==== Passage provided ====
# Subwassertang



## gorillakev (Feb 21, 2013)

I recently got some subwassertang for free. Anyone have any experiance with this plant as far as propogation and what your method is of tying it down. I don't want to float it, I want to tie it to a mesh or a rock. This plant looks delicate if I try to tie or put a netting over it on the rock. Ive read on some other sites aying when they tie it down it usually dies off. I would just try to tie it like I tie all my other mosses and riccia and see how it goes.


----------



## registereduser (Jul 30, 2010)

Mine doesn't float but it stays at the bottom kind of like java moss only cleaner.


----------



## ao (Feb 29, 2012)

I tied mine to some mazanita wood. if you want to tie it to rocks do so with a thread rather than netting. it grows in a very cute round shape XD
I think it's a messy plant when not attached to something. I still have stray bits and pieces in my tank... 
propagate it by pulling a chunk off the main batch

it's a very easy plant... but does not like excel


----------



## gorillakev (Feb 21, 2013)

Ok cool will try to tie it to a small piece of dw. I always use thread rather than netting or fishing line. Btw mine floats I dropped it in the tank and floated lol.


----------



## xShainax (Feb 11, 2012)

I have it tied down on plastic craft mesh. It's a cute little plant but annoying at the same time


----------



## gorillakev (Feb 21, 2013)

Yeah looks cool like a freshwater seaweed. I'm gonna tie a little to a rock and see how it goes.


----------



## xShainax (Feb 11, 2012)

It gets algaefied easily


----------



## gorillakev (Feb 21, 2013)

I'm soaking it right now in just untreated tap water and did a blackout for a couple of days to try and get rid of the hair algae. Don't know of it will work, I don't want to do the bleach dip since I read it was bad for this type of moss


----------
==== Data supplied ====
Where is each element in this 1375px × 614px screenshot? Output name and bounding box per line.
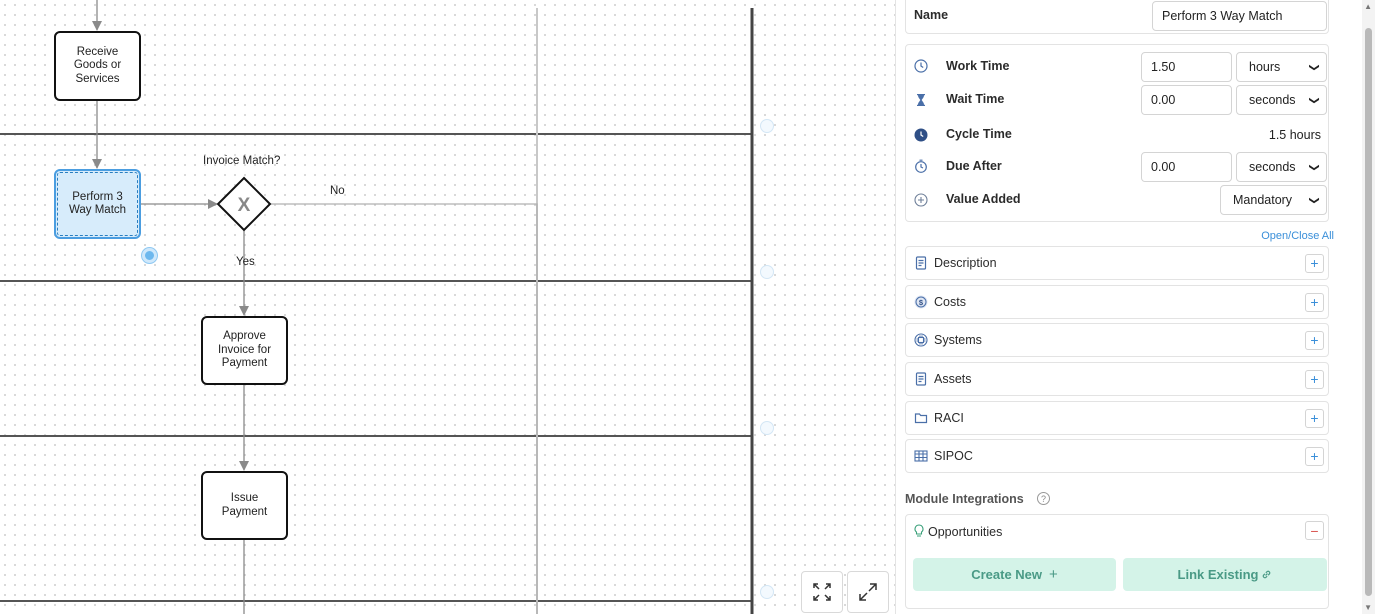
lane-add-marker[interactable]	[760, 265, 774, 279]
clock-filled-icon	[914, 128, 928, 142]
chip-icon	[914, 333, 928, 347]
time-properties-box: Work Time 1.50 hours ❯ Wait Time 0.00 se…	[905, 44, 1329, 222]
lane-add-marker[interactable]	[760, 585, 774, 599]
chevron-down-icon: ❯	[1308, 62, 1320, 72]
table-icon	[914, 450, 928, 462]
section-raci[interactable]: RACI +	[905, 401, 1329, 435]
opportunities-title: Opportunities	[928, 525, 1003, 539]
folder-icon	[914, 413, 928, 424]
section-sipoc[interactable]: SIPOC +	[905, 439, 1329, 473]
dollar-icon: $	[914, 295, 928, 309]
work-time-unit-select[interactable]: hours ❯	[1236, 52, 1327, 82]
scroll-up-arrow[interactable]: ▲	[1364, 2, 1372, 11]
open-close-all-link[interactable]: Open/Close All	[1261, 230, 1334, 242]
work-time-label: Work Time	[946, 59, 1010, 73]
clock-icon	[914, 59, 928, 73]
fit-to-screen-button[interactable]	[801, 571, 843, 613]
scroll-down-arrow[interactable]: ▼	[1364, 603, 1372, 612]
create-new-label: Create New	[971, 567, 1043, 582]
task-receive-goods[interactable]: Receive Goods or Services	[54, 31, 141, 101]
plus-icon: +	[1049, 566, 1058, 583]
cycle-time-value: 1.5 hours	[1268, 128, 1321, 142]
document-icon	[915, 372, 927, 386]
chevron-down-icon: ❯	[1308, 195, 1320, 205]
expand-icon	[859, 583, 877, 601]
task-label: Perform 3 Way Match	[68, 190, 127, 217]
task-issue-payment[interactable]: Issue Payment	[201, 471, 288, 540]
cycle-time-label: Cycle Time	[946, 127, 1012, 141]
gateway-x-icon: X	[238, 195, 251, 216]
value-added-label: Value Added	[946, 192, 1021, 206]
lane-add-marker[interactable]	[760, 119, 774, 133]
due-after-unit: seconds	[1249, 160, 1296, 174]
task-label: Issue Payment	[221, 492, 268, 518]
gateway-label: Invoice Match?	[203, 155, 281, 167]
properties-panel: Name Perform 3 Way Match Work Time 1.50 …	[895, 0, 1375, 614]
timer-icon	[915, 159, 927, 173]
help-icon[interactable]: ?	[1037, 492, 1050, 505]
wait-time-unit: seconds	[1249, 93, 1296, 107]
section-assets[interactable]: Assets +	[905, 362, 1329, 396]
section-title: Costs	[934, 295, 966, 309]
document-icon	[915, 256, 927, 270]
name-input[interactable]: Perform 3 Way Match	[1152, 1, 1327, 31]
due-after-input[interactable]: 0.00	[1141, 152, 1232, 182]
task-perform-3-way-match[interactable]: Perform 3 Way Match	[54, 169, 141, 239]
hourglass-icon	[917, 94, 925, 106]
expand-toggle[interactable]: +	[1305, 330, 1324, 350]
section-title: Description	[934, 256, 997, 270]
expand-toggle[interactable]: +	[1305, 253, 1324, 273]
process-canvas[interactable]: X Receive Goods or Services Perform 3 Wa…	[0, 0, 895, 614]
section-description[interactable]: Description +	[905, 246, 1329, 280]
module-integrations-label: Module Integrations	[905, 492, 1024, 506]
fit-screen-icon	[813, 583, 831, 601]
wait-time-label: Wait Time	[946, 92, 1005, 106]
plus-circle-icon	[914, 193, 928, 207]
task-label: Approve Invoice for Payment	[217, 330, 272, 370]
name-box: Name Perform 3 Way Match	[905, 0, 1329, 34]
section-title: RACI	[934, 411, 964, 425]
link-icon	[1263, 570, 1271, 579]
expand-toggle[interactable]: +	[1305, 369, 1324, 389]
flow-label-yes: Yes	[236, 256, 255, 268]
expand-toggle[interactable]: +	[1305, 292, 1324, 312]
connect-handle[interactable]	[142, 248, 157, 263]
value-added-select[interactable]: Mandatory ❯	[1220, 185, 1327, 215]
task-approve-invoice[interactable]: Approve Invoice for Payment	[201, 316, 288, 385]
chevron-down-icon: ❯	[1308, 95, 1320, 105]
work-time-unit: hours	[1249, 60, 1281, 74]
name-label: Name	[914, 8, 949, 22]
lightbulb-icon	[914, 524, 924, 537]
expand-toggle[interactable]: +	[1305, 446, 1324, 466]
section-systems[interactable]: Systems +	[905, 323, 1329, 357]
section-title: Assets	[934, 372, 972, 386]
flow-label-no: No	[330, 185, 345, 197]
link-existing-button[interactable]: Link Existing	[1123, 558, 1327, 591]
wait-time-input[interactable]: 0.00	[1141, 85, 1232, 115]
chevron-down-icon: ❯	[1308, 162, 1320, 172]
collapse-toggle[interactable]: −	[1305, 521, 1324, 540]
section-title: Systems	[934, 333, 982, 347]
due-after-label: Due After	[946, 159, 1002, 173]
work-time-input[interactable]: 1.50	[1141, 52, 1232, 82]
wait-time-unit-select[interactable]: seconds ❯	[1236, 85, 1327, 115]
lane-add-marker[interactable]	[760, 421, 774, 435]
section-title: SIPOC	[934, 449, 973, 463]
link-existing-label: Link Existing	[1177, 567, 1259, 582]
due-after-unit-select[interactable]: seconds ❯	[1236, 152, 1327, 182]
create-new-button[interactable]: Create New +	[913, 558, 1116, 591]
sequence-flow-no	[270, 203, 538, 614]
value-added-value: Mandatory	[1233, 193, 1293, 207]
task-label: Receive Goods or Services	[73, 45, 122, 85]
expand-button[interactable]	[847, 571, 889, 613]
section-costs[interactable]: $ Costs +	[905, 285, 1329, 319]
scrollbar-thumb[interactable]	[1365, 28, 1372, 596]
expand-toggle[interactable]: +	[1305, 408, 1324, 428]
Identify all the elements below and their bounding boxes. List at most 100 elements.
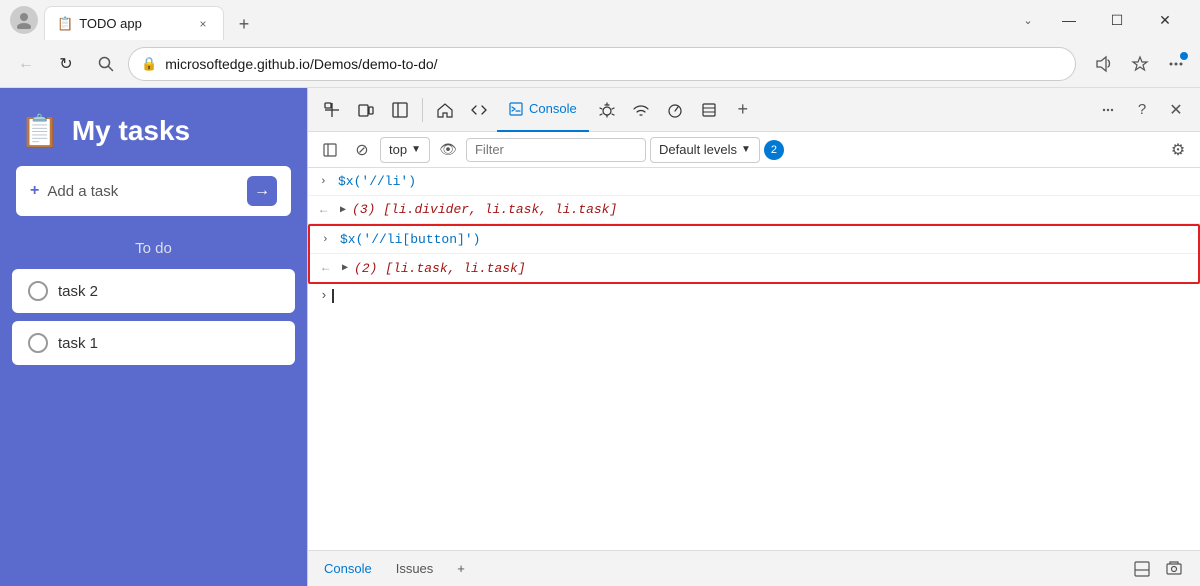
address-text: microsoftedge.github.io/Demos/demo-to-do… xyxy=(165,56,1063,72)
profile-button[interactable] xyxy=(8,4,40,36)
console-input-arrow: › xyxy=(320,176,332,188)
minimize-button[interactable]: — xyxy=(1046,4,1092,36)
log-levels-dropdown[interactable]: Default levels ▼ xyxy=(650,137,760,163)
bottom-bar-right xyxy=(1128,555,1188,583)
tab-title: TODO app xyxy=(79,16,189,31)
todo-header: 📋 My tasks xyxy=(0,88,307,166)
close-button[interactable]: ✕ xyxy=(1142,4,1188,36)
browser-window: 📋 TODO app × + ⌄ — ☐ ✕ ← ↻ 🔒 microsofted… xyxy=(0,0,1200,586)
console-cursor-line: › xyxy=(308,284,1200,307)
screenshot-button[interactable] xyxy=(1160,555,1188,583)
eye-icon-button[interactable]: 👁 xyxy=(434,136,462,164)
dropdown-chevron-icon: ▼ xyxy=(411,144,421,155)
task-checkbox[interactable] xyxy=(28,281,48,301)
task-item-task2[interactable]: task 2 xyxy=(12,269,295,313)
console-prompt-arrow: › xyxy=(320,288,328,303)
execution-context-dropdown[interactable]: top ▼ xyxy=(380,137,430,163)
panel-layout-button[interactable] xyxy=(384,94,416,126)
issues-bottom-tab[interactable]: Issues xyxy=(392,559,438,578)
task-label: task 2 xyxy=(58,283,98,300)
console-code-4: (2) [li.task, li.task] xyxy=(354,261,526,276)
message-count: 2 xyxy=(764,140,784,160)
console-code-1: $x('//li') xyxy=(338,174,416,189)
read-aloud-button[interactable] xyxy=(1088,48,1120,80)
console-sidebar-button[interactable] xyxy=(316,136,344,164)
console-tab-button[interactable]: Console xyxy=(497,88,589,132)
expand-button-2[interactable]: ▶ xyxy=(342,262,348,274)
lock-icon: 🔒 xyxy=(141,56,157,72)
tab-close-button[interactable]: × xyxy=(195,16,211,32)
split-console-button[interactable] xyxy=(1128,555,1156,583)
console-line-4: ← ▶ (2) [li.task, li.task] xyxy=(310,254,1198,282)
devtools-panel: Console xyxy=(307,88,1200,586)
dropdown-arrow-icon: ▼ xyxy=(741,144,751,155)
search-button[interactable] xyxy=(88,46,124,82)
home-button[interactable] xyxy=(429,94,461,126)
console-output-arrow-left: ← xyxy=(320,203,334,217)
help-button[interactable]: ? xyxy=(1126,94,1158,126)
address-bar[interactable]: 🔒 microsoftedge.github.io/Demos/demo-to-… xyxy=(128,47,1076,81)
address-bar-right xyxy=(1088,48,1192,80)
task-checkbox[interactable] xyxy=(28,333,48,353)
network-button[interactable] xyxy=(625,94,657,126)
device-emulation-button[interactable] xyxy=(350,94,382,126)
tab-favicon: 📋 xyxy=(57,16,73,32)
console-input-arrow-2: › xyxy=(322,234,334,246)
maximize-button[interactable]: ☐ xyxy=(1094,4,1140,36)
console-line-2: ← ▶ (3) [li.divider, li.task, li.task] xyxy=(308,196,1200,224)
devtools-toolbar: Console xyxy=(308,88,1200,132)
window-controls: ⌄ — ☐ ✕ xyxy=(1012,4,1192,36)
log-levels-label: Default levels xyxy=(659,142,737,157)
main-area: 📋 My tasks + Add a task → To do task 2 t… xyxy=(0,88,1200,586)
address-bar-row: ← ↻ 🔒 microsoftedge.github.io/Demos/demo… xyxy=(0,40,1200,88)
clear-console-button[interactable]: ⊘ xyxy=(348,136,376,164)
add-tool-button[interactable]: + xyxy=(727,94,759,126)
favorites-button[interactable] xyxy=(1124,48,1156,80)
message-count-badge: 2 xyxy=(764,140,784,160)
source-code-button[interactable] xyxy=(463,94,495,126)
add-task-plus-icon: + xyxy=(30,182,39,200)
refresh-button[interactable]: ↻ xyxy=(48,46,84,82)
layers-button[interactable] xyxy=(693,94,725,126)
more-actions-button[interactable] xyxy=(1160,48,1192,80)
console-output-arrow-left-2: ← xyxy=(322,261,336,275)
inspect-element-button[interactable] xyxy=(316,94,348,126)
toolbar-separator xyxy=(422,98,423,122)
todo-sidebar: 📋 My tasks + Add a task → To do task 2 t… xyxy=(0,88,307,586)
expand-button-1[interactable]: ▶ xyxy=(340,204,346,216)
add-bottom-tab-button[interactable]: + xyxy=(453,559,469,578)
text-cursor xyxy=(332,289,334,303)
add-task-submit-button[interactable]: → xyxy=(247,176,277,206)
console-code-3: $x('//li[button]') xyxy=(340,232,480,247)
console-line-1: › $x('//li') xyxy=(308,168,1200,196)
console-code-2: (3) [li.divider, li.task, li.task] xyxy=(352,202,617,217)
console-bottom-bar: Console Issues + xyxy=(308,550,1200,586)
todo-app-title: My tasks xyxy=(72,115,190,147)
add-task-input: Add a task xyxy=(47,183,239,200)
title-bar: 📋 TODO app × + ⌄ — ☐ ✕ xyxy=(0,0,1200,40)
console-toolbar: ⊘ top ▼ 👁 Default levels ▼ 2 ⚙ xyxy=(308,132,1200,168)
more-tools-button[interactable] xyxy=(1092,94,1124,126)
add-task-row[interactable]: + Add a task → xyxy=(16,166,291,216)
execution-context-label: top xyxy=(389,142,407,157)
filter-input[interactable] xyxy=(466,138,646,162)
close-devtools-button[interactable]: ✕ xyxy=(1160,94,1192,126)
tabs-bar: 📋 TODO app × + xyxy=(40,0,1012,40)
section-label: To do xyxy=(0,232,307,265)
console-tab-label: Console xyxy=(529,101,577,116)
browser-tab[interactable]: 📋 TODO app × xyxy=(44,6,224,40)
debugger-button[interactable] xyxy=(591,94,623,126)
todo-app-icon: 📋 xyxy=(20,112,60,150)
console-line-3: › $x('//li[button]') xyxy=(310,226,1198,254)
task-label: task 1 xyxy=(58,335,98,352)
chevron-down-button[interactable]: ⌄ xyxy=(1012,4,1044,36)
console-output: › $x('//li') ← ▶ (3) [li.divider, li.tas… xyxy=(308,168,1200,550)
back-button[interactable]: ← xyxy=(8,46,44,82)
highlighted-console-block: › $x('//li[button]') ← ▶ (2) [li.task, l… xyxy=(308,224,1200,284)
console-bottom-tab[interactable]: Console xyxy=(320,559,376,578)
profile-avatar xyxy=(10,6,38,34)
new-tab-button[interactable]: + xyxy=(228,8,260,40)
performance-button[interactable] xyxy=(659,94,691,126)
console-settings-button[interactable]: ⚙ xyxy=(1164,136,1192,164)
task-item-task1[interactable]: task 1 xyxy=(12,321,295,365)
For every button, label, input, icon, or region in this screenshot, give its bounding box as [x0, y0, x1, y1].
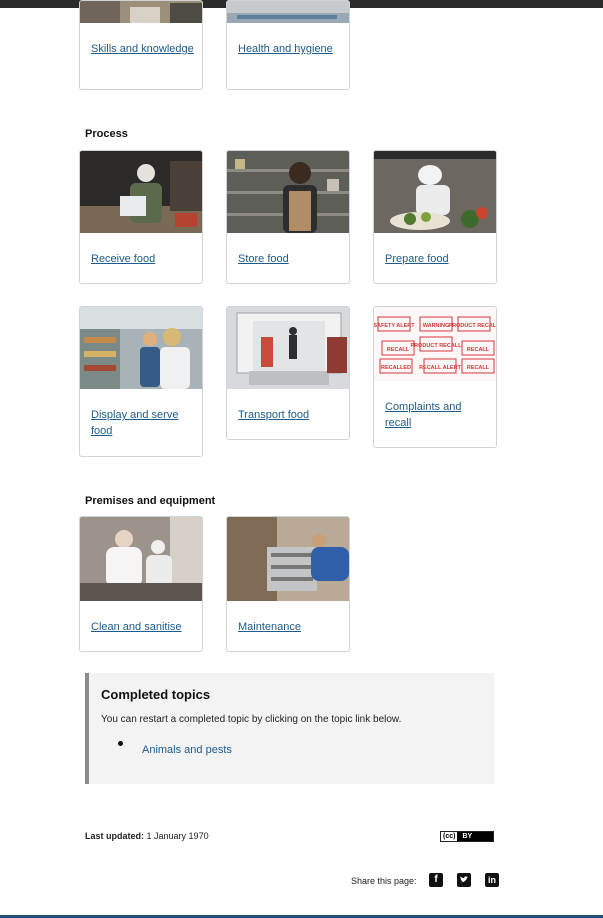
topic-image: SAFETY ALERT WARNING PRODUCT RECALL RECALL P…: [374, 307, 496, 381]
topic-card-skills[interactable]: Skills and knowledge: [79, 0, 203, 90]
svg-text:PRODUCT RECALL: PRODUCT RECALL: [410, 343, 462, 349]
recall-stamp: RECALL: [461, 340, 495, 356]
last-updated: Last updated: 1 January 1970: [85, 831, 209, 841]
cc-by-license-icon[interactable]: (cc) BY: [440, 831, 494, 842]
topic-link[interactable]: Maintenance: [238, 619, 341, 635]
topic-card-clean-sanitise[interactable]: Clean and sanitise: [79, 516, 203, 652]
topic-card-transport-food[interactable]: Transport food: [226, 306, 350, 440]
topic-image: [80, 517, 202, 601]
completed-topics-panel: Completed topics You can restart a compl…: [85, 673, 494, 784]
recall-stamp: PRODUCT RECALL: [410, 336, 462, 352]
topic-card-receive-food[interactable]: Receive food: [79, 150, 203, 284]
completed-topics-title: Completed topics: [101, 687, 211, 702]
svg-text:RECALL: RECALL: [467, 347, 490, 353]
recall-stamp: RECALL: [381, 340, 415, 356]
topic-link[interactable]: Skills and knowledge: [91, 41, 194, 57]
section-heading-premises: Premises and equipment: [85, 495, 216, 507]
recall-stamp: RECALLED: [379, 358, 413, 374]
topic-image: [374, 151, 496, 233]
svg-text:SAFETY ALERT: SAFETY ALERT: [374, 323, 415, 329]
topic-image: [80, 1, 202, 23]
topic-card-display-serve[interactable]: Display and serve food: [79, 306, 203, 457]
topic-image: [227, 307, 349, 389]
topic-card-store-food[interactable]: Store food: [226, 150, 350, 284]
topic-card-health[interactable]: Health and hygiene: [226, 0, 350, 90]
svg-text:PRODUCT RECALL: PRODUCT RECALL: [448, 323, 496, 329]
linkedin-icon[interactable]: in: [485, 873, 499, 887]
bullet-icon: [118, 741, 123, 746]
topic-link[interactable]: Clean and sanitise: [91, 619, 194, 635]
topic-card-prepare-food[interactable]: Prepare food: [373, 150, 497, 284]
topic-card-maintenance[interactable]: Maintenance: [226, 516, 350, 652]
svg-text:RECALLED: RECALLED: [381, 365, 411, 371]
recall-stamp: RECALL: [461, 358, 495, 374]
svg-text:WARNING: WARNING: [423, 323, 450, 329]
topic-link[interactable]: Store food: [238, 251, 341, 267]
topic-image: [227, 151, 349, 233]
last-updated-value: 1 January 1970: [146, 831, 209, 841]
topic-card-complaints-recall[interactable]: SAFETY ALERT WARNING PRODUCT RECALL RECALL P…: [373, 306, 497, 448]
topic-image: [80, 307, 202, 389]
topic-image: [227, 1, 349, 23]
last-updated-label: Last updated:: [85, 831, 145, 841]
topic-link[interactable]: Display and serve food: [91, 407, 194, 439]
topic-link[interactable]: Health and hygiene: [238, 41, 341, 57]
recall-stamp: PRODUCT RECALL: [448, 316, 496, 332]
topic-link[interactable]: Prepare food: [385, 251, 488, 267]
section-heading-process: Process: [85, 128, 128, 140]
facebook-icon[interactable]: f: [429, 873, 443, 887]
share-label: Share this page:: [351, 876, 417, 886]
completed-topics-description: You can restart a completed topic by cli…: [101, 714, 402, 725]
svg-text:RECALL: RECALL: [467, 365, 490, 371]
topic-image: [80, 151, 202, 233]
topic-link[interactable]: Receive food: [91, 251, 194, 267]
svg-text:RECALL: RECALL: [387, 347, 410, 353]
twitter-icon[interactable]: [457, 873, 471, 887]
topic-image: [227, 517, 349, 601]
cc-icon: (cc): [441, 832, 459, 841]
license-by: BY: [462, 833, 473, 840]
topic-link[interactable]: Complaints and recall: [385, 399, 488, 431]
recall-stamp: SAFETY ALERT: [374, 316, 415, 332]
recall-stamp: WARNING: [419, 316, 453, 332]
recall-stamp: RECALL ALERT: [419, 358, 462, 374]
svg-text:RECALL ALERT: RECALL ALERT: [419, 365, 462, 371]
topic-link[interactable]: Transport food: [238, 407, 341, 423]
completed-topic-link[interactable]: Animals and pests: [142, 744, 232, 756]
====
### Jobs
#1 In the forum thread about subwassertang, what did xShainax tie the plant down on?
#2 Reproduce only the rows starting at the row containing "topic-image: SAFETY ALERT" and ending at the row containing "last-updated: Last updated: 1", substituting "alert-stamp" for "recall-stamp" and leaving everything else unchanged.

### Answers to each task
#1 Plastic craft mesh.

#2
topic-image: SAFETY ALERT WARNING PRODUCT RECALL RECALL P…: [374, 307, 496, 381]
topic-card-skills[interactable]: Skills and knowledge: [79, 0, 203, 90]
svg-text:PRODUCT RECALL: PRODUCT RECALL: [410, 343, 462, 349]
alert-stamp: RECALL: [461, 340, 495, 356]
last-updated: Last updated: 1 January 1970: [85, 831, 209, 841]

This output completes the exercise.